Records about charts and figures:
»»

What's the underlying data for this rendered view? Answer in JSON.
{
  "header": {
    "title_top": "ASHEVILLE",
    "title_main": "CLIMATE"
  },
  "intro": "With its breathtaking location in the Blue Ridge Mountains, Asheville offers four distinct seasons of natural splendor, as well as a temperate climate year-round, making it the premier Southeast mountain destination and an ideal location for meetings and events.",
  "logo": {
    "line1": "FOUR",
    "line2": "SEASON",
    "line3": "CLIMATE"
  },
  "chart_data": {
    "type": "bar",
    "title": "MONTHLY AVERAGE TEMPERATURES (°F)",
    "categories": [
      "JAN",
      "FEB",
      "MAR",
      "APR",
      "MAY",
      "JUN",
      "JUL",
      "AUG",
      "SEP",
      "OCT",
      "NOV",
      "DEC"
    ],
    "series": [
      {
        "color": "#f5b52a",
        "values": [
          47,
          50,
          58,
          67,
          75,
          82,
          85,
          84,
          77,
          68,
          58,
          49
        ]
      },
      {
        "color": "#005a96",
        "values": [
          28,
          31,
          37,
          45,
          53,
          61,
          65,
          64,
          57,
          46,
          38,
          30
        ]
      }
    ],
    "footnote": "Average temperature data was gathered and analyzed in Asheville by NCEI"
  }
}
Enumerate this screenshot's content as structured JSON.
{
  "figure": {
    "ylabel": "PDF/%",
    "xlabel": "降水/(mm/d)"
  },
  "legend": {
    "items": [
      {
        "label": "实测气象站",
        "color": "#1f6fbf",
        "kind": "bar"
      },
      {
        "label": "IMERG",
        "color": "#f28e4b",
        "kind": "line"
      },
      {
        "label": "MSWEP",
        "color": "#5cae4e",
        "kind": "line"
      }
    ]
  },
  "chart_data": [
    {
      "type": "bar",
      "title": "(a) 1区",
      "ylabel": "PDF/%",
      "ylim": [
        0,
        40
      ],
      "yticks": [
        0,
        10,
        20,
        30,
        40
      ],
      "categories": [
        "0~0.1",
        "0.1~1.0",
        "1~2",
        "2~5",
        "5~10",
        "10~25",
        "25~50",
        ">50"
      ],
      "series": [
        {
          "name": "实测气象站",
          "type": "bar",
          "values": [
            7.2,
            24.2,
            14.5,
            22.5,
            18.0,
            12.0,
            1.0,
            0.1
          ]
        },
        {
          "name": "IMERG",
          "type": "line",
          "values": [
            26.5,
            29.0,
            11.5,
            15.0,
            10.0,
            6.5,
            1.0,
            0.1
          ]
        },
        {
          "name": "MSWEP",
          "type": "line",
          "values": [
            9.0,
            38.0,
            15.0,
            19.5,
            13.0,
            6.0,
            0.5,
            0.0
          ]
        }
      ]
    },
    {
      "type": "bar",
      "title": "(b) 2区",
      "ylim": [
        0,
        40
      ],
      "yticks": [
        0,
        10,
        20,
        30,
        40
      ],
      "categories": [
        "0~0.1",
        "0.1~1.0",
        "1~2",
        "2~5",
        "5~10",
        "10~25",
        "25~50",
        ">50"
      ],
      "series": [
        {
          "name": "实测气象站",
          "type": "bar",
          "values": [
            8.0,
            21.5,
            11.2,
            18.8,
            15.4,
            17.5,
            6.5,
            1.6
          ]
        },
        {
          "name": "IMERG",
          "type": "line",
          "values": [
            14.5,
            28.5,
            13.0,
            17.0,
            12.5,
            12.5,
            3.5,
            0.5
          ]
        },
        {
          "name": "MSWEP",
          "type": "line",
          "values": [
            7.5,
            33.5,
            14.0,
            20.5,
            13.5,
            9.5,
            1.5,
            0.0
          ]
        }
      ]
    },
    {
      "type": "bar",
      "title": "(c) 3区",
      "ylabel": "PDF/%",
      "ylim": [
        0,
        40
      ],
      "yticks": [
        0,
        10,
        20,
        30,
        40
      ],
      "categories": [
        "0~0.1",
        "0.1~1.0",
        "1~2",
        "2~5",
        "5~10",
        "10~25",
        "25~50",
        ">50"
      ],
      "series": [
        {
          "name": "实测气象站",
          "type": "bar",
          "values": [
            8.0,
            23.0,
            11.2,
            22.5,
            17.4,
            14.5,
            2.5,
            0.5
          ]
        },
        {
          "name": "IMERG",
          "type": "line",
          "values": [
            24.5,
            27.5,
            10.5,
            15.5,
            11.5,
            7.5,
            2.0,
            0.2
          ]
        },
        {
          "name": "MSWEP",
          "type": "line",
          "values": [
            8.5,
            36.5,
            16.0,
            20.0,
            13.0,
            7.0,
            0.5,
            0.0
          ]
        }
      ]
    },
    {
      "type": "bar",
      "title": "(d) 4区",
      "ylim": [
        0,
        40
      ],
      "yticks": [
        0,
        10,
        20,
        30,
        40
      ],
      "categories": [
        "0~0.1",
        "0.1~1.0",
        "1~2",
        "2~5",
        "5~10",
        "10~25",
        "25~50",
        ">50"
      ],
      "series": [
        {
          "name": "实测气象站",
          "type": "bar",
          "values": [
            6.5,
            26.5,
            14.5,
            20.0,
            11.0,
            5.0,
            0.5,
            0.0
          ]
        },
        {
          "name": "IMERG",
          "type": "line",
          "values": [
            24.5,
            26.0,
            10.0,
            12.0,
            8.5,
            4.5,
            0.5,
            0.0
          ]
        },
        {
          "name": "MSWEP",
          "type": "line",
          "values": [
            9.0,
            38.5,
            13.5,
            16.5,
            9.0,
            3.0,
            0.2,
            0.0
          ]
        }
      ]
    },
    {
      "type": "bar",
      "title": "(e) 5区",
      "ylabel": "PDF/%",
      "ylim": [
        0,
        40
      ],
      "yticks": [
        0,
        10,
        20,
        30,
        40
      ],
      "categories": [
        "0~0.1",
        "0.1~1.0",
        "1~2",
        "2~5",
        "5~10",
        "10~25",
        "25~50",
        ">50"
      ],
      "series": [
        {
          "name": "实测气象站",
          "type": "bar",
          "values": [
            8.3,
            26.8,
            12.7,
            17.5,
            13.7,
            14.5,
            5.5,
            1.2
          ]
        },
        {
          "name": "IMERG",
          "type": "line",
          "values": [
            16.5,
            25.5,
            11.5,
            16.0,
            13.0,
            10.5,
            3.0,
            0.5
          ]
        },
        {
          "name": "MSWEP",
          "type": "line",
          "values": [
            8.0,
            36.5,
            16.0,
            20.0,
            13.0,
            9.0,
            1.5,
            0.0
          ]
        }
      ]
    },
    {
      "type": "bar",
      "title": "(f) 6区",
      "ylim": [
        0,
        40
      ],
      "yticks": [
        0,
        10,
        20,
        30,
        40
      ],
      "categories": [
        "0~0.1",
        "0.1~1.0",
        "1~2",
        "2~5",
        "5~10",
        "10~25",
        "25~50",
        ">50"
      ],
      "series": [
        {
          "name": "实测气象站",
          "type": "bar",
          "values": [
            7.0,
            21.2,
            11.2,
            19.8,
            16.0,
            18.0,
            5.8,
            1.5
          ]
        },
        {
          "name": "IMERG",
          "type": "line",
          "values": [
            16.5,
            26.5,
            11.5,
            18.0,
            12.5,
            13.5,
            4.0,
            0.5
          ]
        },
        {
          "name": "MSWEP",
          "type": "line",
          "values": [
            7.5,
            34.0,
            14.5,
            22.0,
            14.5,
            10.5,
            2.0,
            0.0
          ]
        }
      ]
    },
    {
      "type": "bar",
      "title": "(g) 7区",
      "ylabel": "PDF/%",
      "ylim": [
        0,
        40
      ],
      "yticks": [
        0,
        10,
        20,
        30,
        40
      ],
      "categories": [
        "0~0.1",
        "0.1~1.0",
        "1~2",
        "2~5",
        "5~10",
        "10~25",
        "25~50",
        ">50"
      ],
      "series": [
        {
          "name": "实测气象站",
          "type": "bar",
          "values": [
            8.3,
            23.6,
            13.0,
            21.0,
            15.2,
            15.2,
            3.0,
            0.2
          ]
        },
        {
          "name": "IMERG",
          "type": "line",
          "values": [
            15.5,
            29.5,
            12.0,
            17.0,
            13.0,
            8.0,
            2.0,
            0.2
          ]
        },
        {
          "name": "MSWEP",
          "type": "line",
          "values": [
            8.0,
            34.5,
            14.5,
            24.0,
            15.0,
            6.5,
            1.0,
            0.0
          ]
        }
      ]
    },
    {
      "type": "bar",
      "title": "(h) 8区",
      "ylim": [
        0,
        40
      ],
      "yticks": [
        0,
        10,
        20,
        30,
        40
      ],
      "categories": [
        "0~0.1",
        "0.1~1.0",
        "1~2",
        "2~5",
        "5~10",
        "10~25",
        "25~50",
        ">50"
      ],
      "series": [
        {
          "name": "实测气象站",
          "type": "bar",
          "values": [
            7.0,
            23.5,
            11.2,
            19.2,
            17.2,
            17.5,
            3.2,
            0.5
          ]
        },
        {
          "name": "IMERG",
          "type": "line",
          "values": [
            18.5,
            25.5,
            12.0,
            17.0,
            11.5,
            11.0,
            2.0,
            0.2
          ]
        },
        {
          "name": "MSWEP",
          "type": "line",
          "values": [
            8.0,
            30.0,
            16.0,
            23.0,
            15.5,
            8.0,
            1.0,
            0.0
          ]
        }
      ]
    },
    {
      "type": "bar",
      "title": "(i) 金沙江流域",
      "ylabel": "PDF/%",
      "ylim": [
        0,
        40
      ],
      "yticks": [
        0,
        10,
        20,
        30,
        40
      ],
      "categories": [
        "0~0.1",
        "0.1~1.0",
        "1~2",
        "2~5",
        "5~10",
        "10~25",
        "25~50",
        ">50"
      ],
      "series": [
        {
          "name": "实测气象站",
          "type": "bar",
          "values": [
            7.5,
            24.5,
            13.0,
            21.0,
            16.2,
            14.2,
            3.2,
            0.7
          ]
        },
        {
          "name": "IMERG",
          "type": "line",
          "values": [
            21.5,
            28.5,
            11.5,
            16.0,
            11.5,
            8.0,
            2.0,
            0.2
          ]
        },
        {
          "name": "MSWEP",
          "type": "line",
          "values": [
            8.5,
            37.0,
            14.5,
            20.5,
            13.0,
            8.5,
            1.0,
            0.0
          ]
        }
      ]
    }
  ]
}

««

What is needed: From the listing above, pick out each line where the word "this" appears.

Correct result:
What's the underlying data for this rendered view? Answer in JSON.
Enumerate this screenshot's content as structured JSON.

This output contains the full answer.